## SELECTION:
A few weeks ago I attended a mandatory parent/student program at my older son’s high school—from seven to nine p.m., thanks very little—the purpose of which was, to use the lingo of a generation ago, to “rap” about drinking, drugs, trust, peer pressure and the temptation of danger that apparently lurks from every corner of north Baltimore. The format divided the assembled into 10 discreet groups of grown-ups and kids (your own child was purposely not in the same classroom) and questions devised by the host organization—made up of reformed addicts of various stripes who now lecture at schools across the country—were asked and debated in a rather awkward manner.

I’ve no intention of criticizing the well-intentioned motives of the high school administrators, but it was a pretty strange two hours, at least from my perspective. Obviously, no parent wants to discover their child is up to mischief, and just as obviously the hypocrisy level was off the charts since everyone has a past, after all. For example, I wasn’t going to volunteer that one morning, as a 16-year-old, I woke up in a pool of puke from the previous evening’s festivities and, feeling much the worse for wear, had the onerous task of cleaning up my room in a flash since prospective buyers of our house were stopping by at 8:30. I suspect that other parents were also in no mood to come clean about decades-old events.

In any case, one question that really threw me was “How do you manage stress?” I understand that in some extreme cases teenagers deal with depression, impossible goals set by their parents and dysfunctional families, but in general, if I might be intentionally provocative, what exactly is stressful about high school? One of the most common topics in popular culture, whether it’s depicted in novels, memoirs, films and television shows, or just bruited about in conversation with friends, is how much high school sucked. I’ve never bought this. Sure, a loose case can be made that Life Imitates High School, in that the student government go-getters in senior year often wind up in positions of power, like a city council or even Congress, and that the cliques of the popular kids evolve into a similar dynamic later in life, but so what?

## PROVIDED MATERIAL:
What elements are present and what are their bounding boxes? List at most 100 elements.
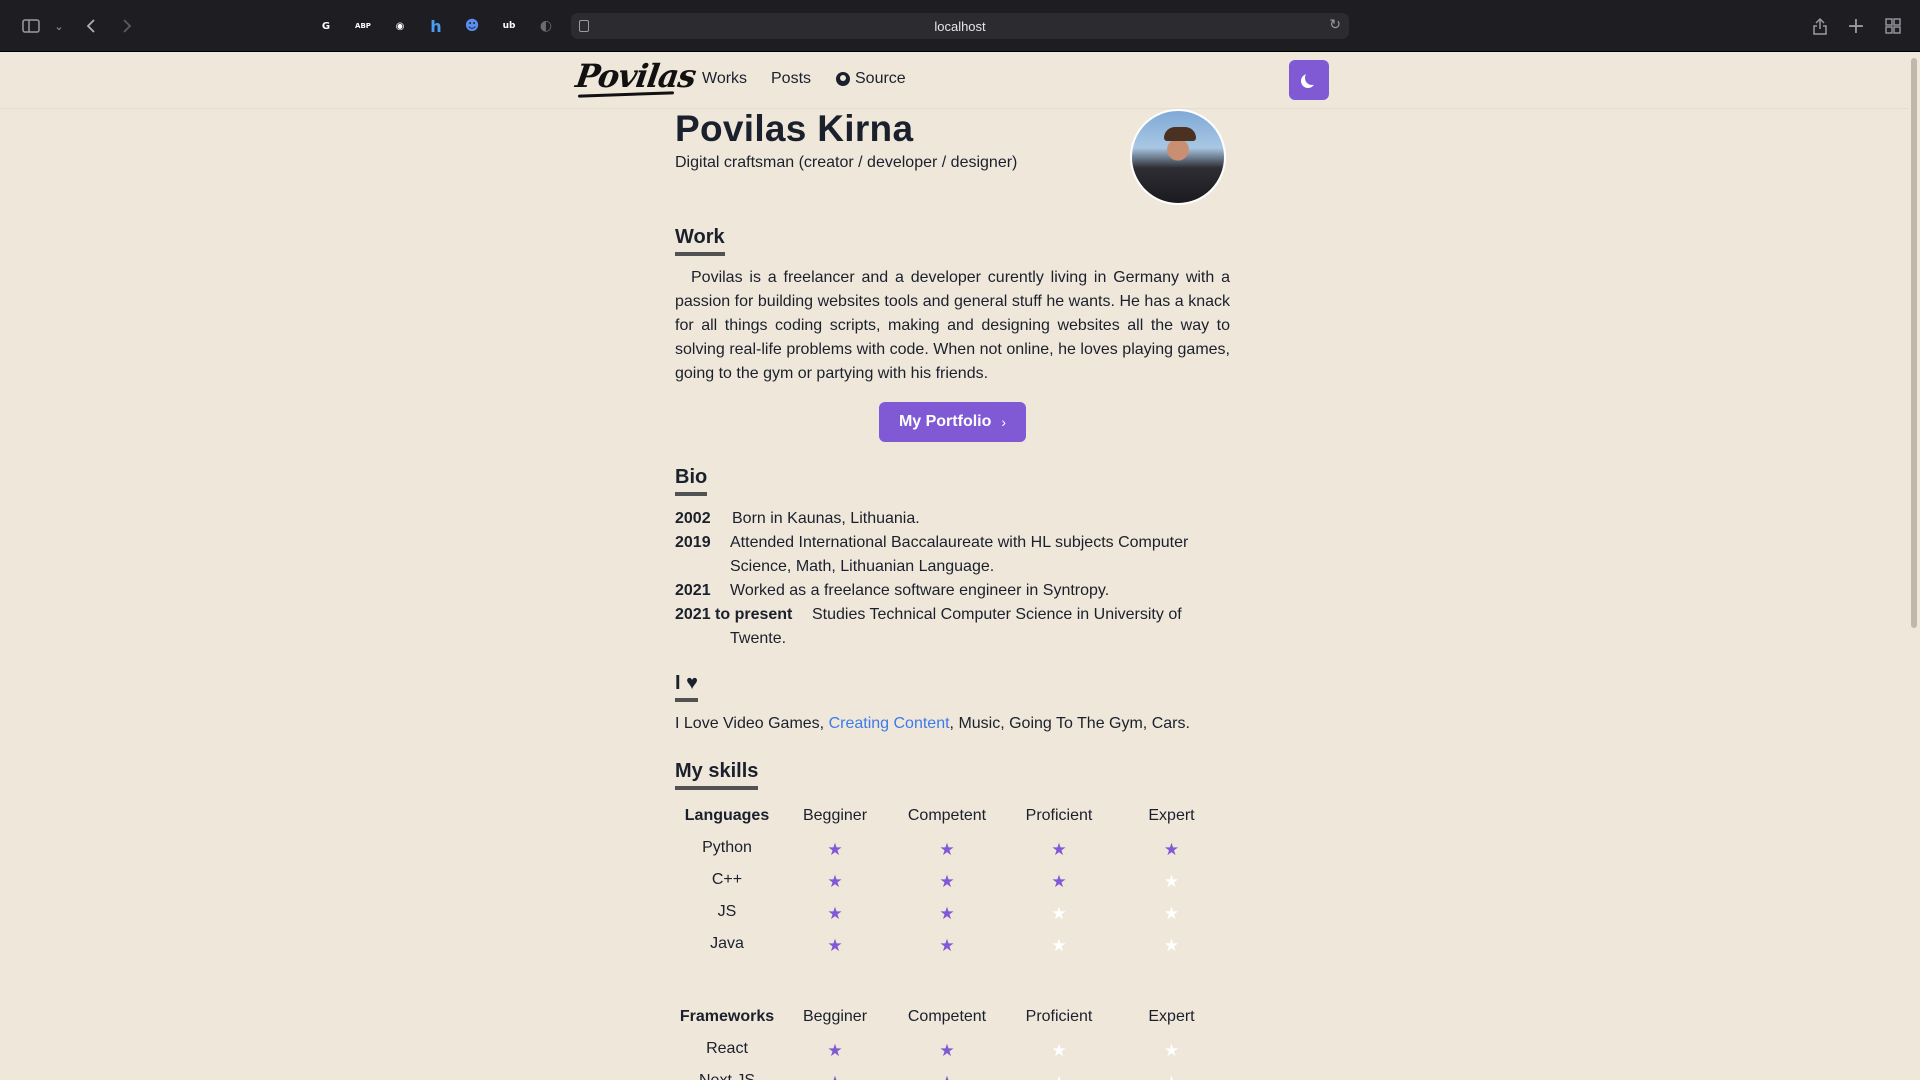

## THE TASKS:
1: Using the passage on the school program, answer each question on its own line:
(a) During what hours did the program run?
(b) At what time were prospective buyers of the writer's family house due to stop by?
(c) What question really threw the writer?
2: Summarize the passage on the school program in two sentences.

## COMPLETED EXERCISE:
1:
(a) From seven to nine p.m.
(b) At 8:30.
(c) "How do you manage stress?"

2: The writer attended a mandatory evening program at the older son's high school, where groups of adults and students debated questions about drinking, drugs, trust and peer pressure that were devised by an organization of reformed addicts. The writer found the two hours strange and the hypocrisy high, since parents stayed quiet about their own pasts, and was especially thrown by a question on managing stress, asking what is stressful about high school and rejecting the common view that high school sucked.